▶ **Task requirements**:
Exactly reproduce each entry, leaving out nothing.

▶ **Given records**:
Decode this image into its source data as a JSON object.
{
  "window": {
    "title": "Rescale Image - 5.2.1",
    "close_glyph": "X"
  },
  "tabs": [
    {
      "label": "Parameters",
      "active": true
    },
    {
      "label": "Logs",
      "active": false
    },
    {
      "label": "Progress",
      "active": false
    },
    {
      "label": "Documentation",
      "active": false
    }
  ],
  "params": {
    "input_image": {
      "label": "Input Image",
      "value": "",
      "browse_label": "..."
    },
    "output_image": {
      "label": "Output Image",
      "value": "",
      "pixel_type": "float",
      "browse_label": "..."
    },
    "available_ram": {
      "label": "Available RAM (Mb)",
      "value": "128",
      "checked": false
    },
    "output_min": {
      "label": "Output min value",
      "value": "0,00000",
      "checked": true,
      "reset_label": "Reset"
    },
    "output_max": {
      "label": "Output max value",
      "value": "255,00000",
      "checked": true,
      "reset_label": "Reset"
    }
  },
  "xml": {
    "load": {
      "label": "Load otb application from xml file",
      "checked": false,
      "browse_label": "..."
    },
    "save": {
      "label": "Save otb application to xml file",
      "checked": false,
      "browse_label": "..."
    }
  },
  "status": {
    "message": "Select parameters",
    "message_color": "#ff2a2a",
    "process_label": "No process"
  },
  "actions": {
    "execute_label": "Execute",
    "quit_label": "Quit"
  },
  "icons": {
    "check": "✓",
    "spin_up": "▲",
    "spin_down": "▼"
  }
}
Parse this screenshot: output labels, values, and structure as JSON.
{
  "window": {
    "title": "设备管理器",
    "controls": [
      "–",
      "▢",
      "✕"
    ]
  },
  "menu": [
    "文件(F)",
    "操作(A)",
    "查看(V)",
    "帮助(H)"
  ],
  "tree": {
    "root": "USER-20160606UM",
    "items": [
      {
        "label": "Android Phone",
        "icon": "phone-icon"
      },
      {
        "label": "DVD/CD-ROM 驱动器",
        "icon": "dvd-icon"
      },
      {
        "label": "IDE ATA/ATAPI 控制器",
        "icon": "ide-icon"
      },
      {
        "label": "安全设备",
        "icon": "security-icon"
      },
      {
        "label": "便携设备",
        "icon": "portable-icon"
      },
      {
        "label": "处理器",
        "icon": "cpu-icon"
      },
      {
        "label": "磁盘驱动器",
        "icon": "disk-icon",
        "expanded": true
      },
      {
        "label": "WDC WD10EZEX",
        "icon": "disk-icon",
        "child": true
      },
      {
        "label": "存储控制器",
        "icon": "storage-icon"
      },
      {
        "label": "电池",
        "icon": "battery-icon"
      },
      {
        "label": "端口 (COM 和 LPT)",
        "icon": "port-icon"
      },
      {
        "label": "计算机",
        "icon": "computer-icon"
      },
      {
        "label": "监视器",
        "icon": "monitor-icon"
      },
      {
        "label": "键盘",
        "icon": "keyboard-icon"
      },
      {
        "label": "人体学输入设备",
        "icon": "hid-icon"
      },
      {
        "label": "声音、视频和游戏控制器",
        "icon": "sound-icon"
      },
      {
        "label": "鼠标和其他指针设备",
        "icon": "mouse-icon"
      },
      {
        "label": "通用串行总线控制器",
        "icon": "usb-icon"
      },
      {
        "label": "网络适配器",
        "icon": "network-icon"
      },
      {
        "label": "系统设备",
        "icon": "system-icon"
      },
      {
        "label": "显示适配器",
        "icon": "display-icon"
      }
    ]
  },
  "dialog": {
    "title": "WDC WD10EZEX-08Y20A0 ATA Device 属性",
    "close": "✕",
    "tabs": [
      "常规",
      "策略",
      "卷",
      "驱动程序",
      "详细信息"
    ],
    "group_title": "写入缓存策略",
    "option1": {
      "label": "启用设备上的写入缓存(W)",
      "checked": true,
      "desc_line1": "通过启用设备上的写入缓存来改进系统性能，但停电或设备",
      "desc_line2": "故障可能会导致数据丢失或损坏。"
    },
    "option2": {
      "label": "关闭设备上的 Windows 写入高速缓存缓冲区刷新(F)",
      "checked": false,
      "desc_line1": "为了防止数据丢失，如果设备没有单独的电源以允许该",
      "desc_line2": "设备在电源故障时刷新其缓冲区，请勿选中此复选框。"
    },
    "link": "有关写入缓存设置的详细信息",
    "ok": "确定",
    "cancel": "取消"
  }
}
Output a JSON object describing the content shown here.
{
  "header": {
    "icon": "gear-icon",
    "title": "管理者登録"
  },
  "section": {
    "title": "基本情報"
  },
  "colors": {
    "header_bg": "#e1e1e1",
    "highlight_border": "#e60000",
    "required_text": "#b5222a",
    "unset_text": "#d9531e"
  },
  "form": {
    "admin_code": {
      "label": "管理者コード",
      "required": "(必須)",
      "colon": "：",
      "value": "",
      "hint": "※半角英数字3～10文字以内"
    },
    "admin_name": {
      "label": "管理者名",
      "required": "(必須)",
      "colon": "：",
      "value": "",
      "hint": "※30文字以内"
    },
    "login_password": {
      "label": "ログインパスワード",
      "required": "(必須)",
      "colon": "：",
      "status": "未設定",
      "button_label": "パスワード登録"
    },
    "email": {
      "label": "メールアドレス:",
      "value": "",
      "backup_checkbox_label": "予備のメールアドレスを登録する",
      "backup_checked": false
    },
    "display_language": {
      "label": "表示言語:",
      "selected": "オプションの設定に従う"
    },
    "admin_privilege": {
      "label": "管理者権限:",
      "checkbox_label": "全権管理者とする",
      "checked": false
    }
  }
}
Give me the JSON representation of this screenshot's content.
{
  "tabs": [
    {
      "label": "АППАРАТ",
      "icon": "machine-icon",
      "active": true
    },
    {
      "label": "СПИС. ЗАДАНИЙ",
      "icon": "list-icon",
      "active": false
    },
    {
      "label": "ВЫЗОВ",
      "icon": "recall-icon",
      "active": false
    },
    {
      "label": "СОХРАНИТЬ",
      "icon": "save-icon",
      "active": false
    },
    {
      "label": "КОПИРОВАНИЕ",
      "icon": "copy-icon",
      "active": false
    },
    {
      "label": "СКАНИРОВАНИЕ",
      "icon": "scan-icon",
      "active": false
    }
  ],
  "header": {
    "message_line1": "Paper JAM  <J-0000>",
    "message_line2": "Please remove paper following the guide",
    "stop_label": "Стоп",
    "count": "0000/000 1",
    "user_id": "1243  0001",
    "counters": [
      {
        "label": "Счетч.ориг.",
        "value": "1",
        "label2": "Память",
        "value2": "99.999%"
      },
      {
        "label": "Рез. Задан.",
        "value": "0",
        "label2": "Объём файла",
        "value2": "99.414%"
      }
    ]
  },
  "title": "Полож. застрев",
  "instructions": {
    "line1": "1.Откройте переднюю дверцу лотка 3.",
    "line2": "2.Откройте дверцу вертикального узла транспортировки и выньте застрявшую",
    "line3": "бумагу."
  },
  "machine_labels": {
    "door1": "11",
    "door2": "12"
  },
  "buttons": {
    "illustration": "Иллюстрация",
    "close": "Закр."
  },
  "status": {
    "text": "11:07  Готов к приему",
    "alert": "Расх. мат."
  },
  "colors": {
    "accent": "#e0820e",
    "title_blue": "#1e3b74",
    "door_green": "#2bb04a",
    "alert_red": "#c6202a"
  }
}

▶ **Task response**:
Decode this image into its source data as a JSON object.
{
  "window": {
    "title": "Rescale Image - 5.2.1",
    "close_glyph": "X"
  },
  "tabs": [
    {
      "label": "Parameters",
      "active": true
    },
    {
      "label": "Logs",
      "active": false
    },
    {
      "label": "Progress",
      "active": false
    },
    {
      "label": "Documentation",
      "active": false
    }
  ],
  "params": {
    "input_image": {
      "label": "Input Image",
      "value": "",
      "browse_label": "..."
    },
    "output_image": {
      "label": "Output Image",
      "value": "",
      "pixel_type": "float",
      "browse_label": "..."
    },
    "available_ram": {
      "label": "Available RAM (Mb)",
      "value": "128",
      "checked": false
    },
    "output_min": {
      "label": "Output min value",
      "value": "0,00000",
      "checked": true,
      "reset_label": "Reset"
    },
    "output_max": {
      "label": "Output max value",
      "value": "255,00000",
      "checked": true,
      "reset_label": "Reset"
    }
  },
  "xml": {
    "load": {
      "label": "Load otb application from xml file",
      "checked": false,
      "browse_label": "..."
    },
    "save": {
      "label": "Save otb application to xml file",
      "checked": false,
      "browse_label": "..."
    }
  },
  "status": {
    "message": "Select parameters",
    "message_color": "#ff2a2a",
    "process_label": "No process"
  },
  "actions": {
    "execute_label": "Execute",
    "quit_label": "Quit"
  },
  "icons": {
    "check": "✓",
    "spin_up": "▲",
    "spin_down": "▼"
  }
}
Parse this screenshot: output labels, values, and structure as JSON.
{
  "window": {
    "title": "设备管理器",
    "controls": [
      "–",
      "▢",
      "✕"
    ]
  },
  "menu": [
    "文件(F)",
    "操作(A)",
    "查看(V)",
    "帮助(H)"
  ],
  "tree": {
    "root": "USER-20160606UM",
    "items": [
      {
        "label": "Android Phone",
        "icon": "phone-icon"
      },
      {
        "label": "DVD/CD-ROM 驱动器",
        "icon": "dvd-icon"
      },
      {
        "label": "IDE ATA/ATAPI 控制器",
        "icon": "ide-icon"
      },
      {
        "label": "安全设备",
        "icon": "security-icon"
      },
      {
        "label": "便携设备",
        "icon": "portable-icon"
      },
      {
        "label": "处理器",
        "icon": "cpu-icon"
      },
      {
        "label": "磁盘驱动器",
        "icon": "disk-icon",
        "expanded": true
      },
      {
        "label": "WDC WD10EZEX",
        "icon": "disk-icon",
        "child": true
      },
      {
        "label": "存储控制器",
        "icon": "storage-icon"
      },
      {
        "label": "电池",
        "icon": "battery-icon"
      },
      {
        "label": "端口 (COM 和 LPT)",
        "icon": "port-icon"
      },
      {
        "label": "计算机",
        "icon": "computer-icon"
      },
      {
        "label": "监视器",
        "icon": "monitor-icon"
      },
      {
        "label": "键盘",
        "icon": "keyboard-icon"
      },
      {
        "label": "人体学输入设备",
        "icon": "hid-icon"
      },
      {
        "label": "声音、视频和游戏控制器",
        "icon": "sound-icon"
      },
      {
        "label": "鼠标和其他指针设备",
        "icon": "mouse-icon"
      },
      {
        "label": "通用串行总线控制器",
        "icon": "usb-icon"
      },
      {
        "label": "网络适配器",
        "icon": "network-icon"
      },
      {
        "label": "系统设备",
        "icon": "system-icon"
      },
      {
        "label": "显示适配器",
        "icon": "display-icon"
      }
    ]
  },
  "dialog": {
    "title": "WDC WD10EZEX-08Y20A0 ATA Device 属性",
    "close": "✕",
    "tabs": [
      "常规",
      "策略",
      "卷",
      "驱动程序",
      "详细信息"
    ],
    "group_title": "写入缓存策略",
    "option1": {
      "label": "启用设备上的写入缓存(W)",
      "checked": true,
      "desc_line1": "通过启用设备上的写入缓存来改进系统性能，但停电或设备",
      "desc_line2": "故障可能会导致数据丢失或损坏。"
    },
    "option2": {
      "label": "关闭设备上的 Windows 写入高速缓存缓冲区刷新(F)",
      "checked": false,
      "desc_line1": "为了防止数据丢失，如果设备没有单独的电源以允许该",
      "desc_line2": "设备在电源故障时刷新其缓冲区，请勿选中此复选框。"
    },
    "link": "有关写入缓存设置的详细信息",
    "ok": "确定",
    "cancel": "取消"
  }
}
Output a JSON object describing the content shown here.
{
  "header": {
    "icon": "gear-icon",
    "title": "管理者登録"
  },
  "section": {
    "title": "基本情報"
  },
  "colors": {
    "header_bg": "#e1e1e1",
    "highlight_border": "#e60000",
    "required_text": "#b5222a",
    "unset_text": "#d9531e"
  },
  "form": {
    "admin_code": {
      "label": "管理者コード",
      "required": "(必須)",
      "colon": "：",
      "value": "",
      "hint": "※半角英数字3～10文字以内"
    },
    "admin_name": {
      "label": "管理者名",
      "required": "(必須)",
      "colon": "：",
      "value": "",
      "hint": "※30文字以内"
    },
    "login_password": {
      "label": "ログインパスワード",
      "required": "(必須)",
      "colon": "：",
      "status": "未設定",
      "button_label": "パスワード登録"
    },
    "email": {
      "label": "メールアドレス:",
      "value": "",
      "backup_checkbox_label": "予備のメールアドレスを登録する",
      "backup_checked": false
    },
    "display_language": {
      "label": "表示言語:",
      "selected": "オプションの設定に従う"
    },
    "admin_privilege": {
      "label": "管理者権限:",
      "checkbox_label": "全権管理者とする",
      "checked": false
    }
  }
}
Give me the JSON representation of this screenshot's content.
{
  "tabs": [
    {
      "label": "АППАРАТ",
      "icon": "machine-icon",
      "active": true
    },
    {
      "label": "СПИС. ЗАДАНИЙ",
      "icon": "list-icon",
      "active": false
    },
    {
      "label": "ВЫЗОВ",
      "icon": "recall-icon",
      "active": false
    },
    {
      "label": "СОХРАНИТЬ",
      "icon": "save-icon",
      "active": false
    },
    {
      "label": "КОПИРОВАНИЕ",
      "icon": "copy-icon",
      "active": false
    },
    {
      "label": "СКАНИРОВАНИЕ",
      "icon": "scan-icon",
      "active": false
    }
  ],
  "header": {
    "message_line1": "Paper JAM  <J-0000>",
    "message_line2": "Please remove paper following the guide",
    "stop_label": "Стоп",
    "count": "0000/000 1",
    "user_id": "1243  0001",
    "counters": [
      {
        "label": "Счетч.ориг.",
        "value": "1",
        "label2": "Память",
        "value2": "99.999%"
      },
      {
        "label": "Рез. Задан.",
        "value": "0",
        "label2": "Объём файла",
        "value2": "99.414%"
      }
    ]
  },
  "title": "Полож. застрев",
  "instructions": {
    "line1": "1.Откройте переднюю дверцу лотка 3.",
    "line2": "2.Откройте дверцу вертикального узла транспортировки и выньте застрявшую",
    "line3": "бумагу."
  },
  "machine_labels": {
    "door1": "11",
    "door2": "12"
  },
  "buttons": {
    "illustration": "Иллюстрация",
    "close": "Закр."
  },
  "status": {
    "text": "11:07  Готов к приему",
    "alert": "Расх. мат."
  },
  "colors": {
    "accent": "#e0820e",
    "title_blue": "#1e3b74",
    "door_green": "#2bb04a",
    "alert_red": "#c6202a"
  }
}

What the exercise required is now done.